» **Stated exercise**
Find each line containing the string "core". Copy it.

» **Entries shown**
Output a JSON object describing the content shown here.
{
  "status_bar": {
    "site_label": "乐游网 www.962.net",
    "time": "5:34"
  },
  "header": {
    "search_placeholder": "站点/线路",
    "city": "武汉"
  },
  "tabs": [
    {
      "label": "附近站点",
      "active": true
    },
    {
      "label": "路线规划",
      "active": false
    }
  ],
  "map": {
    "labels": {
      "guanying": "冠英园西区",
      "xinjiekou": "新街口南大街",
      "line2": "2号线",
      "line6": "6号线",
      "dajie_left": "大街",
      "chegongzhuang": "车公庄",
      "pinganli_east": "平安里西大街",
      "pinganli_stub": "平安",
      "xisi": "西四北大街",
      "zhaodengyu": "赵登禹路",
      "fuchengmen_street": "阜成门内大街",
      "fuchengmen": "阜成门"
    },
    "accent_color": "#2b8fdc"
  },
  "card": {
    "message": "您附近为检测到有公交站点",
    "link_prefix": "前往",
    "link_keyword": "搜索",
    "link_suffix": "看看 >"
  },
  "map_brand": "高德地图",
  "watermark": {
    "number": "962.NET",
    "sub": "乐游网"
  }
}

==

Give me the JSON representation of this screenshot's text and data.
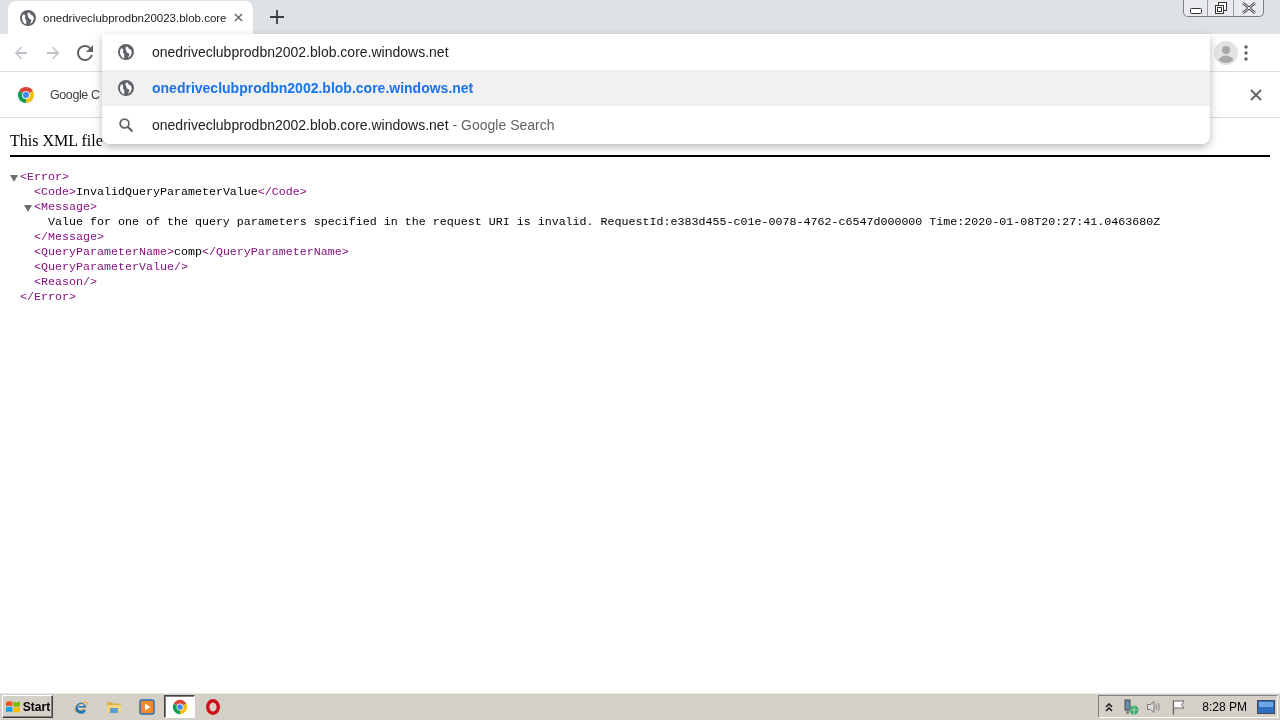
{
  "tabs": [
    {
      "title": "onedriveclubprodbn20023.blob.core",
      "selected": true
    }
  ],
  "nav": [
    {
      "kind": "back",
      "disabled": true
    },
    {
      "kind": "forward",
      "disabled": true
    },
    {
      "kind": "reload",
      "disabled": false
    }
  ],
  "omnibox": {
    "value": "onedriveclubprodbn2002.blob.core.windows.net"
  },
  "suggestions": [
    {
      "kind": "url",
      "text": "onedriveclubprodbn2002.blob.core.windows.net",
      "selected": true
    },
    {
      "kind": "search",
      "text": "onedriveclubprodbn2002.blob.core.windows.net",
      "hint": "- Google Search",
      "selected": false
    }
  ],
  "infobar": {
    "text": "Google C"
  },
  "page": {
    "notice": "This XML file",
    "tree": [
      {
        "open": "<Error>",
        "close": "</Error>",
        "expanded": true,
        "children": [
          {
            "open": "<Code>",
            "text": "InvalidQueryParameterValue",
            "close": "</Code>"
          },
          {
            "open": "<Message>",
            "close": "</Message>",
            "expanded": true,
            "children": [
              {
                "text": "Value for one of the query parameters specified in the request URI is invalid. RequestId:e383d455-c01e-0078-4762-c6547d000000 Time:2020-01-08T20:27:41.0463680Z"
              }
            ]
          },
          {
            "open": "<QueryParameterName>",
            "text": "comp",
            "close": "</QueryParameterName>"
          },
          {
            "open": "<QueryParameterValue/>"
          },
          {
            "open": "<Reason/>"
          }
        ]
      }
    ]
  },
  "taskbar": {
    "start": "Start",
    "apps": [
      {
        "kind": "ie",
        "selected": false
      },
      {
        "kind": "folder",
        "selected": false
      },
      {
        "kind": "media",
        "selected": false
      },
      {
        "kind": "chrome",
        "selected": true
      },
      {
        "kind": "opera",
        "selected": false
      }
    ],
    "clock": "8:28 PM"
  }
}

» **Final result**
      "title": "onedriveclubprodbn20023.blob.core",
    "value": "onedriveclubprodbn2002.blob.core.windows.net"
      "text": "onedriveclubprodbn2002.blob.core.windows.net",
      "text": "onedriveclubprodbn2002.blob.core.windows.net",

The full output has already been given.